> What you have to do
Echo the mailing-list message about GSoC 2017 below in full, word for word.

───── Excerpt to read ─────

[Openchemistry-developers] Regarding GSoC 2017

Karol Langner karol.langner at gmail.com
Mon Apr 3 12:10:01 EDT 2017


Hi,

Sounds good. The ML idea is more on the researchy side, although I don't
think it is unreasonable. Of course I do not expect straight NLP to be
particularly successful here. But some kind of classification with
constraints based on prior knowledge should work to some extent.

On Sat, Apr 1, 2017 at 11:31 AM, Kunal Sharma <ks05111996 at gmail.com> wrote:

> Good Evening,
>
> I am sorry for contacting you so late regarding this, but for the past
> week I have been very busy with my mid semester exams. Also, regarding my
> GSoC 2017 project selection I have selected to Refactor the existing
> parsers and Implement new parsers. I have doubts reagarding the feasibility
> of the NLP Parser Project though.
>
> The methods of NLP, including the terminology extraction, developed for
> texts written in natural language, are not necessarily well suited to the
> log files. That is due to the specific characteristics of log files, such
> as the heterogeneity of data and structure. The heterogeneity is not only
> within different file types but also within the file itself. Many times
> there are keywords which keep on repeating themselves many times in one
> documents. There is also the problem of specificity e.g. in two log files,
> QChem and Gaussian the method to extract the value of CCSD energy is very
> different and due to this structural dissimilarity we cannot simply hope to
> apply NLP and get good results.

───── Data excerpts ─────

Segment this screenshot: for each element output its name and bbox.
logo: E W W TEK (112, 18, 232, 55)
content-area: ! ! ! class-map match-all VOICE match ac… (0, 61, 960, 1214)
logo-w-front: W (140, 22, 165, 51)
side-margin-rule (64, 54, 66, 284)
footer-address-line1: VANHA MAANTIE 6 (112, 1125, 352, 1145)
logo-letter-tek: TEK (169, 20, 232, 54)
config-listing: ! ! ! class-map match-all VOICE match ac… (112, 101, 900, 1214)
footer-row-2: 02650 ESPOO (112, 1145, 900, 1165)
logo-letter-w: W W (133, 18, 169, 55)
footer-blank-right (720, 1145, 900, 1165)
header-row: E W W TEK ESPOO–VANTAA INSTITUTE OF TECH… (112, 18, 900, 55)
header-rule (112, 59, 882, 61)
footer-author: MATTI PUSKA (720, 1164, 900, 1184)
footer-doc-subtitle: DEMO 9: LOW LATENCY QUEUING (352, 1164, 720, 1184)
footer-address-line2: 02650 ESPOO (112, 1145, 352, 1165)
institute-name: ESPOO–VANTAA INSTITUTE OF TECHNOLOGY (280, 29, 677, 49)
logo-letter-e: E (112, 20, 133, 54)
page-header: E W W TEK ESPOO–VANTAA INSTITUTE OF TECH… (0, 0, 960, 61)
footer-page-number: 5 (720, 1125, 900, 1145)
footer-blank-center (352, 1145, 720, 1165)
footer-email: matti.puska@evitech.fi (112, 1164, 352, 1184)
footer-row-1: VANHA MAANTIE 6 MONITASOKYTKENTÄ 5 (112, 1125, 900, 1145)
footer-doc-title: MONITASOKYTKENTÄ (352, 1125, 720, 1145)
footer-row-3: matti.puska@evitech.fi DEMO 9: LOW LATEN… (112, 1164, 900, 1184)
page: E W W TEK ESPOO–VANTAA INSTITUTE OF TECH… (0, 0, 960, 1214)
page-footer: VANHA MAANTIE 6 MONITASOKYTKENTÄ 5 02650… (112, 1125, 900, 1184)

─────

> Correct response
[Openchemistry-developers] Regarding GSoC 2017

Karol Langner karol.langner at gmail.com
Mon Apr 3 12:10:01 EDT 2017


Hi,

Sounds good. The ML idea is more on the researchy side, although I don't
think it is unreasonable. Of course I do not expect straight NLP to be
particularly successful here. But some kind of classification with
constraints based on prior knowledge should work to some extent.

On Sat, Apr 1, 2017 at 11:31 AM, Kunal Sharma <ks05111996 at gmail.com> wrote:

> Good Evening,
>
> I am sorry for contacting you so late regarding this, but for the past
> week I have been very busy with my mid semester exams. Also, regarding my
> GSoC 2017 project selection I have selected to Refactor the existing
> parsers and Implement new parsers. I have doubts reagarding the feasibility
> of the NLP Parser Project though.
>
> The methods of NLP, including the terminology extraction, developed for
> texts written in natural language, are not necessarily well suited to the
> log files. That is due to the specific characteristics of log files, such
> as the heterogeneity of data and structure. The heterogeneity is not only
> within different file types but also within the file itself. Many times
> there are keywords which keep on repeating themselves many times in one
> documents. There is also the problem of specificity e.g. in two log files,
> QChem and Gaussian the method to extract the value of CCSD energy is very
> different and due to this structural dissimilarity we cannot simply hope to
> apply NLP and get good results.